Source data
__________

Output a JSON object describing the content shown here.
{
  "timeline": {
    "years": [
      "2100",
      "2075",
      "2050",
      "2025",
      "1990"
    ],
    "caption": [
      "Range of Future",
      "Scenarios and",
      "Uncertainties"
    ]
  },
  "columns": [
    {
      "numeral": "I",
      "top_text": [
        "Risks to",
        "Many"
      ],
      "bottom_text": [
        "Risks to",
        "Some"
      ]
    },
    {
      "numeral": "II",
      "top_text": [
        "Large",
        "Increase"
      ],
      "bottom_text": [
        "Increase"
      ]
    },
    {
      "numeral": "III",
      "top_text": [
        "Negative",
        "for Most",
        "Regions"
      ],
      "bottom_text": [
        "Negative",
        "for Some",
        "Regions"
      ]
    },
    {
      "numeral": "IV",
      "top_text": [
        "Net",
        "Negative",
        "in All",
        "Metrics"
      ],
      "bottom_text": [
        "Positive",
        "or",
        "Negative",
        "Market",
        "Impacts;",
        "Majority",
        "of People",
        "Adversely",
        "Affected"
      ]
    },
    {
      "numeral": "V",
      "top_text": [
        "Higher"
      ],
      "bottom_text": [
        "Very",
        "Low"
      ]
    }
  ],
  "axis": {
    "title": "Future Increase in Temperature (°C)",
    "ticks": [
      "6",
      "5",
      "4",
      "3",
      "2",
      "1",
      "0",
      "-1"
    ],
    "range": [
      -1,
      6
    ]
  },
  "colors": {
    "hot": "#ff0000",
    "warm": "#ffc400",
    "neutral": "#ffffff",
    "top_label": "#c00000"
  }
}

__________

_AIM_
Extract the entries above verbatim.

_TASK OUTPUT_
Output a JSON object describing the content shown here.
{
  "timeline": {
    "years": [
      "2100",
      "2075",
      "2050",
      "2025",
      "1990"
    ],
    "caption": [
      "Range of Future",
      "Scenarios and",
      "Uncertainties"
    ]
  },
  "columns": [
    {
      "numeral": "I",
      "top_text": [
        "Risks to",
        "Many"
      ],
      "bottom_text": [
        "Risks to",
        "Some"
      ]
    },
    {
      "numeral": "II",
      "top_text": [
        "Large",
        "Increase"
      ],
      "bottom_text": [
        "Increase"
      ]
    },
    {
      "numeral": "III",
      "top_text": [
        "Negative",
        "for Most",
        "Regions"
      ],
      "bottom_text": [
        "Negative",
        "for Some",
        "Regions"
      ]
    },
    {
      "numeral": "IV",
      "top_text": [
        "Net",
        "Negative",
        "in All",
        "Metrics"
      ],
      "bottom_text": [
        "Positive",
        "or",
        "Negative",
        "Market",
        "Impacts;",
        "Majority",
        "of People",
        "Adversely",
        "Affected"
      ]
    },
    {
      "numeral": "V",
      "top_text": [
        "Higher"
      ],
      "bottom_text": [
        "Very",
        "Low"
      ]
    }
  ],
  "axis": {
    "title": "Future Increase in Temperature (°C)",
    "ticks": [
      "6",
      "5",
      "4",
      "3",
      "2",
      "1",
      "0",
      "-1"
    ],
    "range": [
      -1,
      6
    ]
  },
  "colors": {
    "hot": "#ff0000",
    "warm": "#ffc400",
    "neutral": "#ffffff",
    "top_label": "#c00000"
  }
}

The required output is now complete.